» **AIM**:
Take the line that contains "What text is on this page?" as the first line and the last line of the material below as the final one; reproduce exactly the lines between, inclusive.

» **Extracted records**:
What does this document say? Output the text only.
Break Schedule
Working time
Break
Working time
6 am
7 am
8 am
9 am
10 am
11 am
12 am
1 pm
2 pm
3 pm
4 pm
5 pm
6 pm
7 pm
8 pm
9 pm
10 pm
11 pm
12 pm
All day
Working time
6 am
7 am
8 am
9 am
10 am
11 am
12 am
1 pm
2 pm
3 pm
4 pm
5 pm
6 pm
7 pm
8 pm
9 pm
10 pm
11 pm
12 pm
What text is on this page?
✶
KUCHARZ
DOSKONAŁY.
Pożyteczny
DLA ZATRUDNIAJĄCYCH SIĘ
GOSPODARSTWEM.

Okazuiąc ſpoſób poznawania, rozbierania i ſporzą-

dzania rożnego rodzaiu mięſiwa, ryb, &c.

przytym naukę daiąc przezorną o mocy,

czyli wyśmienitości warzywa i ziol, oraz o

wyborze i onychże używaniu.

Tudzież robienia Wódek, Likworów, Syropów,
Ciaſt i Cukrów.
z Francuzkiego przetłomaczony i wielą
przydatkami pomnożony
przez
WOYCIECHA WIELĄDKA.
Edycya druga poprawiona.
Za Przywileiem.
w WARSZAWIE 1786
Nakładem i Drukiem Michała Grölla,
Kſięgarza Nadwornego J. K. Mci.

» **REPLY TO THE TASK**:
What text is on this page?
✶
KUCHARZ
DOSKONAŁY.
Pożyteczny
DLA ZATRUDNIAJĄCYCH SIĘ
GOSPODARSTWEM.

Okazuiąc ſpoſób poznawania, rozbierania i ſporzą-

dzania rożnego rodzaiu mięſiwa, ryb, &c.

przytym naukę daiąc przezorną o mocy,

czyli wyśmienitości warzywa i ziol, oraz o

wyborze i onychże używaniu.

Tudzież robienia Wódek, Likworów, Syropów,
Ciaſt i Cukrów.
z Francuzkiego przetłomaczony i wielą
przydatkami pomnożony
przez
WOYCIECHA WIELĄDKA.
Edycya druga poprawiona.
Za Przywileiem.
w WARSZAWIE 1786
Nakładem i Drukiem Michała Grölla,
Kſięgarza Nadwornego J. K. Mci.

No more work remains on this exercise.